→ **Records provided**:
════════

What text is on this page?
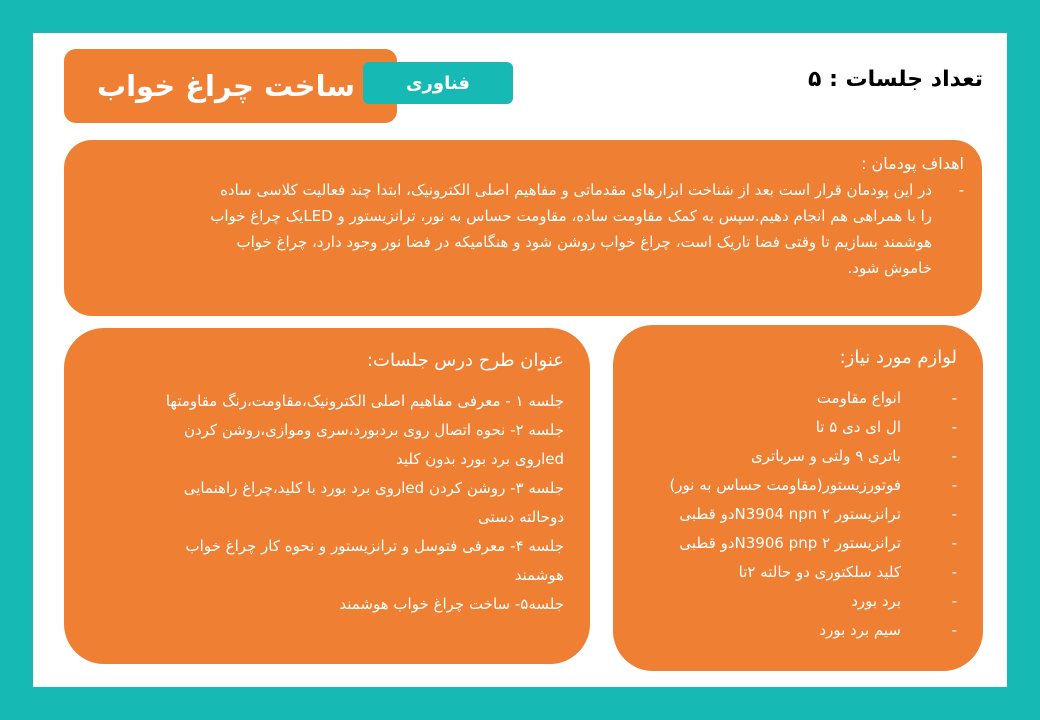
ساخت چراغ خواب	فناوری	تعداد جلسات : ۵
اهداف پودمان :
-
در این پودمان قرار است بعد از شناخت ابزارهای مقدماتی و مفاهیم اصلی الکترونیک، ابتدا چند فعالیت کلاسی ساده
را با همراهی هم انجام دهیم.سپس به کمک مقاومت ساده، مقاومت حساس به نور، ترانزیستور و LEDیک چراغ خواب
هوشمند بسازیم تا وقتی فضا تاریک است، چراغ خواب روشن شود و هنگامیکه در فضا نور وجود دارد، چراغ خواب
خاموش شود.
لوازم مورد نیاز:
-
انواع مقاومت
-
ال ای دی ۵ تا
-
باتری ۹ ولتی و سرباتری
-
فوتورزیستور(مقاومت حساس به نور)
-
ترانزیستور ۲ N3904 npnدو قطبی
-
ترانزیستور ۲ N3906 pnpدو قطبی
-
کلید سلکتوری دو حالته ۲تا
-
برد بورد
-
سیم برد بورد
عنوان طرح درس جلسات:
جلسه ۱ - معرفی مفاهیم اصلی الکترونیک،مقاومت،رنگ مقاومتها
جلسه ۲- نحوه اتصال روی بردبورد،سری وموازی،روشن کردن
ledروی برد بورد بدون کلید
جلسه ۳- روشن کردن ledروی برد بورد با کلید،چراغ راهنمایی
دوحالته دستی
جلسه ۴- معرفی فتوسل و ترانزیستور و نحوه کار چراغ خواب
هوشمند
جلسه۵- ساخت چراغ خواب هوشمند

════════

→ **What you will do**:
Copy the data character for character, but drop all pictures from the copy.

→ **The answer**:
What text is on this page?
ساخت چراغ خواب	فناوری	تعداد جلسات : ۵
اهداف پودمان :
-
در این پودمان قرار است بعد از شناخت ابزارهای مقدماتی و مفاهیم اصلی الکترونیک، ابتدا چند فعالیت کلاسی ساده
را با همراهی هم انجام دهیم.سپس به کمک مقاومت ساده، مقاومت حساس به نور، ترانزیستور و LEDیک چراغ خواب
هوشمند بسازیم تا وقتی فضا تاریک است، چراغ خواب روشن شود و هنگامیکه در فضا نور وجود دارد، چراغ خواب
خاموش شود.
لوازم مورد نیاز:
-
انواع مقاومت
-
ال ای دی ۵ تا
-
باتری ۹ ولتی و سرباتری
-
فوتورزیستور(مقاومت حساس به نور)
-
ترانزیستور ۲ N3904 npnدو قطبی
-
ترانزیستور ۲ N3906 pnpدو قطبی
-
کلید سلکتوری دو حالته ۲تا
-
برد بورد
-
سیم برد بورد
عنوان طرح درس جلسات:
جلسه ۱ - معرفی مفاهیم اصلی الکترونیک،مقاومت،رنگ مقاومتها
جلسه ۲- نحوه اتصال روی بردبورد،سری وموازی،روشن کردن
ledروی برد بورد بدون کلید
جلسه ۳- روشن کردن ledروی برد بورد با کلید،چراغ راهنمایی
دوحالته دستی
جلسه ۴- معرفی فتوسل و ترانزیستور و نحوه کار چراغ خواب
هوشمند
جلسه۵- ساخت چراغ خواب هوشمند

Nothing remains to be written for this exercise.